▸ WORK INSTRUCTIONS: Extract the lines that carry the string "plain" from the listing.

▸ EXTRACTED ENTRIES:

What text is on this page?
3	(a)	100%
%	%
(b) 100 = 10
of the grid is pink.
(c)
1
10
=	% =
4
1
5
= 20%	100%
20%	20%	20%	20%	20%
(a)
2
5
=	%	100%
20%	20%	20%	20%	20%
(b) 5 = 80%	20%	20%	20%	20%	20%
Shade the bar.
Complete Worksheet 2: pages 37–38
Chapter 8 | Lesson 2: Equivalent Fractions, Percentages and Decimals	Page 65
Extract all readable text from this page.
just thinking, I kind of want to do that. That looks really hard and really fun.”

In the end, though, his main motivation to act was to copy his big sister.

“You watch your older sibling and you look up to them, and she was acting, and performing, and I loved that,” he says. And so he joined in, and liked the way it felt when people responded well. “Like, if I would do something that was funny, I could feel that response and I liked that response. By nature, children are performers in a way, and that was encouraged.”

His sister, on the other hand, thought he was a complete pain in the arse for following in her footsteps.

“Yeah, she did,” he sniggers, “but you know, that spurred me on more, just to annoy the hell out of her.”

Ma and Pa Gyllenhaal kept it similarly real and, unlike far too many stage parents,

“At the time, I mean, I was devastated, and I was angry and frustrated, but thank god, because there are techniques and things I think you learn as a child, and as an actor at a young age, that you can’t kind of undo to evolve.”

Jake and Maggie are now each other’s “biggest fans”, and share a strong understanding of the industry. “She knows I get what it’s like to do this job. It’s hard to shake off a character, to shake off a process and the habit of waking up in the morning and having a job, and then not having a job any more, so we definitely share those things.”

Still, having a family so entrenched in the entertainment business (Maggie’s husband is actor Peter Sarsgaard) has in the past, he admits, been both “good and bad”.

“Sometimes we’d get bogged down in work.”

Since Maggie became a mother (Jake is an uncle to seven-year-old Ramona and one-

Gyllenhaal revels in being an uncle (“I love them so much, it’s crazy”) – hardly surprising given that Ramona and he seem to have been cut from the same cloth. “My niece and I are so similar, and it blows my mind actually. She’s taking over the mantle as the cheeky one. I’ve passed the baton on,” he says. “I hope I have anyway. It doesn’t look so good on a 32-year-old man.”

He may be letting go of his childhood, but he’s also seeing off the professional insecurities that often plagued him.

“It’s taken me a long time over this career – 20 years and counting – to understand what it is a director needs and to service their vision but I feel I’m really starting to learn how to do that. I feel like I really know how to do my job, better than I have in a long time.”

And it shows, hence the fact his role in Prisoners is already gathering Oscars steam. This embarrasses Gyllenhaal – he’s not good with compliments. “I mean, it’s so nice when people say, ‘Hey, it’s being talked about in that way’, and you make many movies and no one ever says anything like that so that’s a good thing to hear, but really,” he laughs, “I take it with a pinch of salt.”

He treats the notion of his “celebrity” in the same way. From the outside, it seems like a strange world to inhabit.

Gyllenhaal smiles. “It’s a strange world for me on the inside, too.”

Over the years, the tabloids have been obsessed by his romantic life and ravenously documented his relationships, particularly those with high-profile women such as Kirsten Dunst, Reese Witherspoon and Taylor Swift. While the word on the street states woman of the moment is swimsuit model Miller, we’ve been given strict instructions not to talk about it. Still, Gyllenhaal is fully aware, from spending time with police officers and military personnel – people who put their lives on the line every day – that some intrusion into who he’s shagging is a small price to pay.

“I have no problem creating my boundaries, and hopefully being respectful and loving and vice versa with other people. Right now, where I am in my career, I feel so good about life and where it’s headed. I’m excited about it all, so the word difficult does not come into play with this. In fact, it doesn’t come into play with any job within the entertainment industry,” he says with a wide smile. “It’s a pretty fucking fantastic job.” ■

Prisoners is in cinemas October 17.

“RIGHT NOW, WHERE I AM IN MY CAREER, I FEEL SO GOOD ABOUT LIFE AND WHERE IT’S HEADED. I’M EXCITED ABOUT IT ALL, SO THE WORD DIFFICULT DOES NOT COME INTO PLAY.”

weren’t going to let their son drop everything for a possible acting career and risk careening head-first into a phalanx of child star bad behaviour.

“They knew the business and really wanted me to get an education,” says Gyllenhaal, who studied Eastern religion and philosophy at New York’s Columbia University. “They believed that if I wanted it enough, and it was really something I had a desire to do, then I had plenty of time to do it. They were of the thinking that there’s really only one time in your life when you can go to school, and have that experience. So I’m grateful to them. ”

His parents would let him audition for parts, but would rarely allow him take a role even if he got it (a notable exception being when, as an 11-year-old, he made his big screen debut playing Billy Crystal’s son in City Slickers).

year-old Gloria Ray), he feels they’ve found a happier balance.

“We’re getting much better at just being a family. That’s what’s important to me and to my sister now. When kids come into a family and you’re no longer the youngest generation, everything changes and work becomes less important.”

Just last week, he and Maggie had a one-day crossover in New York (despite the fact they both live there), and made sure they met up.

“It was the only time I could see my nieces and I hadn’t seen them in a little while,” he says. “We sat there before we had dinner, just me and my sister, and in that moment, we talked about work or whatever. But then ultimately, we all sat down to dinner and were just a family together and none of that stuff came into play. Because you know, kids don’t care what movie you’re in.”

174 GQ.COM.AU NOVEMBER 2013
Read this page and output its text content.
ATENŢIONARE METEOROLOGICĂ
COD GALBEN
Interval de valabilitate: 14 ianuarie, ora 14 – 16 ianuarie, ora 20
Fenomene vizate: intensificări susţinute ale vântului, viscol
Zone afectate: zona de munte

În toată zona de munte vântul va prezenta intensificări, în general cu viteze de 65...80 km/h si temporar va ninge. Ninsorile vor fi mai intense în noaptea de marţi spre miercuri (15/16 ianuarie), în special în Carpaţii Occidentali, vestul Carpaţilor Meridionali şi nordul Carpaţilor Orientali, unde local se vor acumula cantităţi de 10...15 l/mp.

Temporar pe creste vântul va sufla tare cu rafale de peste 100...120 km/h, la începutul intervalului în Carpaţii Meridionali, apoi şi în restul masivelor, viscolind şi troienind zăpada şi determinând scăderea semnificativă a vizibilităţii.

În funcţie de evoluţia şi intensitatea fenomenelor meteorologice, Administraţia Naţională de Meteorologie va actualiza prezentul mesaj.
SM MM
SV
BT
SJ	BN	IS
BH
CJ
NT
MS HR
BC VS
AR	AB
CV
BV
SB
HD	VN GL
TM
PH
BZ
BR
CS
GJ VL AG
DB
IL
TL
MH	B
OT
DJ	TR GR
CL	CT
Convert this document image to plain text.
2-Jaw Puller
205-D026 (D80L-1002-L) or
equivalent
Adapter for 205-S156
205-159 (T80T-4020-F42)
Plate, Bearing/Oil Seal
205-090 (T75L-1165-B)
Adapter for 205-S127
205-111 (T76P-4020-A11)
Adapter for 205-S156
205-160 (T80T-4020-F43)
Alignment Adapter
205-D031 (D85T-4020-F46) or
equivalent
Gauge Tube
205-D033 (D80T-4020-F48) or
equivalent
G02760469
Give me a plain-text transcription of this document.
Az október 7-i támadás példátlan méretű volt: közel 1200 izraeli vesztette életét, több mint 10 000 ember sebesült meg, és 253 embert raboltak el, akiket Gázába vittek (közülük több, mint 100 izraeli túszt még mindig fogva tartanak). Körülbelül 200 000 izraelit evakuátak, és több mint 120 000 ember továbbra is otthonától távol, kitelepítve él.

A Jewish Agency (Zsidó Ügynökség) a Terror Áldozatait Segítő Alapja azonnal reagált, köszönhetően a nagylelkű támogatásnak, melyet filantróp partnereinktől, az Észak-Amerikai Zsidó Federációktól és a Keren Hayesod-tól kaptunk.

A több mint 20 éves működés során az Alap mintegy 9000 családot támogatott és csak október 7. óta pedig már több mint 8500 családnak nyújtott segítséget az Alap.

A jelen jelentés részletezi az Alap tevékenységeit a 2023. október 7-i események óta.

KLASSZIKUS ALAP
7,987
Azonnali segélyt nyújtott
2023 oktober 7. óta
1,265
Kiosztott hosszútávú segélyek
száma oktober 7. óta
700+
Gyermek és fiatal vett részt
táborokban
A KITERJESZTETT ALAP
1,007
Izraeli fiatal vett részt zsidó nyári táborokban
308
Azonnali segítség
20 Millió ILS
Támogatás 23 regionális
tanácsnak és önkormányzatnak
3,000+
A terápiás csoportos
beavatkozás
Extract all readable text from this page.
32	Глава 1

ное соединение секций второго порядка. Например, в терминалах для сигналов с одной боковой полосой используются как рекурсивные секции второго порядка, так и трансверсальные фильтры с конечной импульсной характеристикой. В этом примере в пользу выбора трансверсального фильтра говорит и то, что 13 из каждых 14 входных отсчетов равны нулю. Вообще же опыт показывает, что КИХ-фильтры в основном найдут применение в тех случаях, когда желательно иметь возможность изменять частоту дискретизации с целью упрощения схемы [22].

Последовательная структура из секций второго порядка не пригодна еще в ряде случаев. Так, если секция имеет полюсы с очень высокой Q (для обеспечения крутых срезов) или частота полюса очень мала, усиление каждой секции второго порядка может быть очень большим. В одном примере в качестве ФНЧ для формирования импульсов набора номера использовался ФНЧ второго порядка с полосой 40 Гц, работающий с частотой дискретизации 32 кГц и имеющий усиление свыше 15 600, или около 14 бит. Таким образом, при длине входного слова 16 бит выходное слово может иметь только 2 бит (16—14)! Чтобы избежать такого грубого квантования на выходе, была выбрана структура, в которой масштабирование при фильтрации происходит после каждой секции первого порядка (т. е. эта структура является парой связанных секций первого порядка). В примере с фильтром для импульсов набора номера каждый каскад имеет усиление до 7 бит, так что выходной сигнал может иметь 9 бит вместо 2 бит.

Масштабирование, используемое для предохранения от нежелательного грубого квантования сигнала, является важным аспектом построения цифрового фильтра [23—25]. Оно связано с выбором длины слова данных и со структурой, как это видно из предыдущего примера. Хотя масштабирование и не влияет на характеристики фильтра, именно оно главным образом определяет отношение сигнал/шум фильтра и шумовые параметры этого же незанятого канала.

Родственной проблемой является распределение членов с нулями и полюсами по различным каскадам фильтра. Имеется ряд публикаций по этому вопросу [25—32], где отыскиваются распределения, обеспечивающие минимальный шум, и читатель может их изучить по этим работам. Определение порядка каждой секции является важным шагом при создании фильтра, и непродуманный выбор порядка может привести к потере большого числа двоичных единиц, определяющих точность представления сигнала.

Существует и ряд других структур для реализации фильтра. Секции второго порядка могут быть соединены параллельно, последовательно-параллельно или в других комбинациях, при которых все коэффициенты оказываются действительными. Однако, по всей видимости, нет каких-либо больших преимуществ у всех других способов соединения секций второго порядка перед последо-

▸ RESULT:
Convert this document image to plain text.
Give me a plain-text transcription of this document.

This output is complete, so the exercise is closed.